▸ Directive
Bring together all lines of the material below that contain the string "JSON".

▸ Supplied entries
───

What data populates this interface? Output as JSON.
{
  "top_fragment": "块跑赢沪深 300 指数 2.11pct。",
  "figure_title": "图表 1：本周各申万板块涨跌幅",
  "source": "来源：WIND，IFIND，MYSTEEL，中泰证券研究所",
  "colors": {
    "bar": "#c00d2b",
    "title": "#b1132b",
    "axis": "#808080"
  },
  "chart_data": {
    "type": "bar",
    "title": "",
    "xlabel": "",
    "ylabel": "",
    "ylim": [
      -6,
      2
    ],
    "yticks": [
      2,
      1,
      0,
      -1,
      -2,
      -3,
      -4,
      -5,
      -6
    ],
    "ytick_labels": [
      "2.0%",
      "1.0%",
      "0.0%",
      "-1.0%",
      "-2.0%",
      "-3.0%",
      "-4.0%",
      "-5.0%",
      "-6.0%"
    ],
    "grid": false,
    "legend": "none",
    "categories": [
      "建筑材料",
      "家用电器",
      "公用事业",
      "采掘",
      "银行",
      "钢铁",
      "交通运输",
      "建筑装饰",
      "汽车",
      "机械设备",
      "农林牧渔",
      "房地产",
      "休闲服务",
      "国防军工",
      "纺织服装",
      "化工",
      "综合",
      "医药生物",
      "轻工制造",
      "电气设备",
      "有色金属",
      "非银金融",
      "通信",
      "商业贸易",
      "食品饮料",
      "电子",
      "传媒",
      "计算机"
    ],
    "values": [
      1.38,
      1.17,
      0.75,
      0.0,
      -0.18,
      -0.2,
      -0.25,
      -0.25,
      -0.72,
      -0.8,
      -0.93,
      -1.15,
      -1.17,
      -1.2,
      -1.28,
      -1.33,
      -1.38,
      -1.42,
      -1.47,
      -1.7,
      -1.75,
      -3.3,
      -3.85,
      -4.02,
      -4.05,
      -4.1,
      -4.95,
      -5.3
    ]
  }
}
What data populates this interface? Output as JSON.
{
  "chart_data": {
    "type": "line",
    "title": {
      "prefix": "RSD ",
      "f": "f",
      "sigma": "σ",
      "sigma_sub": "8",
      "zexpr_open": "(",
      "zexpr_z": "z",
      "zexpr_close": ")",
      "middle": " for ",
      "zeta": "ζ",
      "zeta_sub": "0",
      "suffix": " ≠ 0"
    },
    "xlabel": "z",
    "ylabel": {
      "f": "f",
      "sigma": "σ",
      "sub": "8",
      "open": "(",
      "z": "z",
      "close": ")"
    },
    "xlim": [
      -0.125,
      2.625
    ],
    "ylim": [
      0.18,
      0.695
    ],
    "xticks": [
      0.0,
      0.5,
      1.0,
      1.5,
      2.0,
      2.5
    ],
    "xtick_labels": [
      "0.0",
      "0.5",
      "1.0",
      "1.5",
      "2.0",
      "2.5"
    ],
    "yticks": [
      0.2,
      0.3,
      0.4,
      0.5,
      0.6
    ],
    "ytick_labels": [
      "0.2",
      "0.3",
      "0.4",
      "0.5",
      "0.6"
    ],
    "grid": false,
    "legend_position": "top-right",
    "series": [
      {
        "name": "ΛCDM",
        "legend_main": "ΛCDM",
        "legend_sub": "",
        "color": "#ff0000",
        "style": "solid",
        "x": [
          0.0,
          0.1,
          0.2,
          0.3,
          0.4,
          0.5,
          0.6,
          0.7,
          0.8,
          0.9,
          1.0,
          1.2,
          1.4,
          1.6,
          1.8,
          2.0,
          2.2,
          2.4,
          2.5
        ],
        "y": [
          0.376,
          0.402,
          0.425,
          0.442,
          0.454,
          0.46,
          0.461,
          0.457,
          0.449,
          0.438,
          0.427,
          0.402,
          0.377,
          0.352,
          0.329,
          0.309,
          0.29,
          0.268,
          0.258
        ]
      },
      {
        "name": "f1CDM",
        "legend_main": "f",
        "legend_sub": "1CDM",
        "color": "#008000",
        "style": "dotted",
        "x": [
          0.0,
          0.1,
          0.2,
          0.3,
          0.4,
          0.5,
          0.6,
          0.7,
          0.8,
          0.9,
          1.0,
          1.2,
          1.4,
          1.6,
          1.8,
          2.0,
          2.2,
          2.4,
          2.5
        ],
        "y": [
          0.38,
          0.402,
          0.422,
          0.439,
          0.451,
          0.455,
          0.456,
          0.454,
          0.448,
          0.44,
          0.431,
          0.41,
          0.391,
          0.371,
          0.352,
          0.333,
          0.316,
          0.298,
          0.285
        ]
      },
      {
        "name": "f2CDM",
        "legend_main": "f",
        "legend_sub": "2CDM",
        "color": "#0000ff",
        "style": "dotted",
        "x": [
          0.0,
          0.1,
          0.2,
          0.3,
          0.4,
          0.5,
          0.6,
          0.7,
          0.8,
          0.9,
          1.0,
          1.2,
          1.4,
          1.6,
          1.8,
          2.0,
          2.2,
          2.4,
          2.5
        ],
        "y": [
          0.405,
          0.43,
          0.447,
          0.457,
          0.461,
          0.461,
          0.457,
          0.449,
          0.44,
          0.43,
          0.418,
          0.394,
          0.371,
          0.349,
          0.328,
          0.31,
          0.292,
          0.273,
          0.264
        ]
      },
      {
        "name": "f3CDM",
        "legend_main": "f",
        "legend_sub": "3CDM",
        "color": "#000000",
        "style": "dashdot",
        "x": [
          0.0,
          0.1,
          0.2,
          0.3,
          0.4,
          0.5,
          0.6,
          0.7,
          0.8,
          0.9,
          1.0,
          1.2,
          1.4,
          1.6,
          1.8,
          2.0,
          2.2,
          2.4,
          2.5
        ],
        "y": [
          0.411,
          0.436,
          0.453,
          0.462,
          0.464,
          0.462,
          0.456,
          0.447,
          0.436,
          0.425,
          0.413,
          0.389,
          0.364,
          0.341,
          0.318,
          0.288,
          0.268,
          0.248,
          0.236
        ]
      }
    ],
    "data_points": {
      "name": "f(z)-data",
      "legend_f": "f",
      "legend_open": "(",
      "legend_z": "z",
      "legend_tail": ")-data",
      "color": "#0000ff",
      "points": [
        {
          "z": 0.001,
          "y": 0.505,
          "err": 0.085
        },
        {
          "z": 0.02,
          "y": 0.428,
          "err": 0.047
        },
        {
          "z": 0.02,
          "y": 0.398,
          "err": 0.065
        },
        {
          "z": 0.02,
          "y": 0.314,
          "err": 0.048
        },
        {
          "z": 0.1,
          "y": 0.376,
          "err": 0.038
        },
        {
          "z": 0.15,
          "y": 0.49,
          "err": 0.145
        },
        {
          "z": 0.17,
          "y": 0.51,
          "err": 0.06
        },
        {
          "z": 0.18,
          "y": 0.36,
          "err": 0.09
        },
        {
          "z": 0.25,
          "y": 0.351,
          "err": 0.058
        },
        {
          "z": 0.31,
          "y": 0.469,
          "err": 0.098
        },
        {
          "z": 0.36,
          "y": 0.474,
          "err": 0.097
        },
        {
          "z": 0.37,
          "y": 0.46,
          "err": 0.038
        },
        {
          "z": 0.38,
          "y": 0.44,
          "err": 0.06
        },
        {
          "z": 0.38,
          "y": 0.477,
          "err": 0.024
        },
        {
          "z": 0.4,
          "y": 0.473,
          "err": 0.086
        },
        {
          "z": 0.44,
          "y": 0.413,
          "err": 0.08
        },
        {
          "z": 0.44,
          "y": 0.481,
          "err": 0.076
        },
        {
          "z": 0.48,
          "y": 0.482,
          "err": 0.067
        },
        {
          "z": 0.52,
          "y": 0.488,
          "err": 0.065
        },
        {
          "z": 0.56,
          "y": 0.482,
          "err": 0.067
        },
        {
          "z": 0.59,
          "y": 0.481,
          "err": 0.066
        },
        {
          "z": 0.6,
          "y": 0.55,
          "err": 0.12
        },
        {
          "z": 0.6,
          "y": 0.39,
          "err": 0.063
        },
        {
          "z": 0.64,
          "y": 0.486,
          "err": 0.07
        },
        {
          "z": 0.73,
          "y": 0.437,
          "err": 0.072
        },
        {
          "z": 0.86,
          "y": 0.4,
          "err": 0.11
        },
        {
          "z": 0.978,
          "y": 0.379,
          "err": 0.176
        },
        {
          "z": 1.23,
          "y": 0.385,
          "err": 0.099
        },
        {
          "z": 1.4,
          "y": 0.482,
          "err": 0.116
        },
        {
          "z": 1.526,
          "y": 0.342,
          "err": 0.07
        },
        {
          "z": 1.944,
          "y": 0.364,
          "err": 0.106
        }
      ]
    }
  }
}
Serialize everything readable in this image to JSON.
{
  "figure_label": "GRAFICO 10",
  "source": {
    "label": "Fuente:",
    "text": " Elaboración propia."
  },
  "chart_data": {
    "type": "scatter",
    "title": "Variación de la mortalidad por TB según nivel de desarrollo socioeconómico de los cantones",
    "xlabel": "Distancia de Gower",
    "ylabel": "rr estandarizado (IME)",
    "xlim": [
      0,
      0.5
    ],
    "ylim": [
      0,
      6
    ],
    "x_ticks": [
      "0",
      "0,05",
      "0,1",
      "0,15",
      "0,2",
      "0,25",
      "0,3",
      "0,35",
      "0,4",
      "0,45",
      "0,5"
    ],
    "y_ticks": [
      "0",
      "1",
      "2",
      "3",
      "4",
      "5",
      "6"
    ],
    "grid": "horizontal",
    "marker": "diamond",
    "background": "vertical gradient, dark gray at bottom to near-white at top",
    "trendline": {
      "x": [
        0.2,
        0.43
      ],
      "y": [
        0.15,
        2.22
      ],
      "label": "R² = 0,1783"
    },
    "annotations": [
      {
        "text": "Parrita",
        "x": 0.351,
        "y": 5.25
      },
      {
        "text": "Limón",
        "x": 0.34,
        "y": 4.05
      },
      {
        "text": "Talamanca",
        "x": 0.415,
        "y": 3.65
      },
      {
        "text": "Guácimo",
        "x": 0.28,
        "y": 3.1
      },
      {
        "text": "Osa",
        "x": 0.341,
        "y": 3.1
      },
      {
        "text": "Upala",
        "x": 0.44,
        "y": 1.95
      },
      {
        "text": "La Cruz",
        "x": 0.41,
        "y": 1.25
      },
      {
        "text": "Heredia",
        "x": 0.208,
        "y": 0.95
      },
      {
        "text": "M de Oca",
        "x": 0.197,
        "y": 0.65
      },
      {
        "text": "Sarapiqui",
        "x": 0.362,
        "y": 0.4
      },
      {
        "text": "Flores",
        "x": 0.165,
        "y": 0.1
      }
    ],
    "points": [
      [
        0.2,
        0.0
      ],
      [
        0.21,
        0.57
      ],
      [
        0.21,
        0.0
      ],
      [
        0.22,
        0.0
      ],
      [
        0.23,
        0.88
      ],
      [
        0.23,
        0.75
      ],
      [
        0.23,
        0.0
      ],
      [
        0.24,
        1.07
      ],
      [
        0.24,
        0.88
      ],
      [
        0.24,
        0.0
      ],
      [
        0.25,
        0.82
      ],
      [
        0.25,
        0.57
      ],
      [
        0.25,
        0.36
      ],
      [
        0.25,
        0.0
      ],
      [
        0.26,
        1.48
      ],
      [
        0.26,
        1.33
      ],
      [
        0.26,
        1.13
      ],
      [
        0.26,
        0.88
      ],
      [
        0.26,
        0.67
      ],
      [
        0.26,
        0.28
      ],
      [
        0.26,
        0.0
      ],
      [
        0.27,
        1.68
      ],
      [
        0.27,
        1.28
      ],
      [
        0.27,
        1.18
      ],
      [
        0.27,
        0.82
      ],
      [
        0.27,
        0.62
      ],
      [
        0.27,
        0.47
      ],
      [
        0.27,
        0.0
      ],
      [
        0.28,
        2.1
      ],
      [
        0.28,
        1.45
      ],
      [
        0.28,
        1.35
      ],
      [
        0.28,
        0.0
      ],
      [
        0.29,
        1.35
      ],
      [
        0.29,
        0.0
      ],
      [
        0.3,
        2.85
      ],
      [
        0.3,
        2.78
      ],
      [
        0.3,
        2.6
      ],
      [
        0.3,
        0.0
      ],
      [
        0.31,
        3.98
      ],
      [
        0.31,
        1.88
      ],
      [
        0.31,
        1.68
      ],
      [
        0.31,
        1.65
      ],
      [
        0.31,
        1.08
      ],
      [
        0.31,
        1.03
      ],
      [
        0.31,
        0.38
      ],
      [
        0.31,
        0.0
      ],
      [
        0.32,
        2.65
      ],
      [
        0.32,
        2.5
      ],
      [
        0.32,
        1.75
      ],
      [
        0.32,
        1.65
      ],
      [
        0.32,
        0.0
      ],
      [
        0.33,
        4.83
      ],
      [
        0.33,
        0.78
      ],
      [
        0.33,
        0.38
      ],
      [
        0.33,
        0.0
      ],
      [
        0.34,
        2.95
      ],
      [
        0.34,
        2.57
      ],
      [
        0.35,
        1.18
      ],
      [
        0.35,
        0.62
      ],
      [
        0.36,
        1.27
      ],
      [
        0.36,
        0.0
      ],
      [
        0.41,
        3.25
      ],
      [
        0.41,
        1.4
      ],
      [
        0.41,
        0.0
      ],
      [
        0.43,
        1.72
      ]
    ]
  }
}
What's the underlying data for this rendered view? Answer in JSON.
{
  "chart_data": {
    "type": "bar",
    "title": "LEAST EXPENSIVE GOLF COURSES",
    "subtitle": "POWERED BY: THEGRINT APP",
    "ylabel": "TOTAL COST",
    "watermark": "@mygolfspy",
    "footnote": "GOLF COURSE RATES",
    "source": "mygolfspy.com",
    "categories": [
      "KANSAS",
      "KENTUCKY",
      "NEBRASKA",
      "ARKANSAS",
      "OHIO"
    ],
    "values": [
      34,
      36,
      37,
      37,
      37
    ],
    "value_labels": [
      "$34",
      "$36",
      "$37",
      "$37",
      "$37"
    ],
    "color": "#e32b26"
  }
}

───

▸ Result of this task
What data populates this interface? Output as JSON.
What data populates this interface? Output as JSON.
Serialize everything readable in this image to JSON.
What's the underlying data for this rendered view? Answer in JSON.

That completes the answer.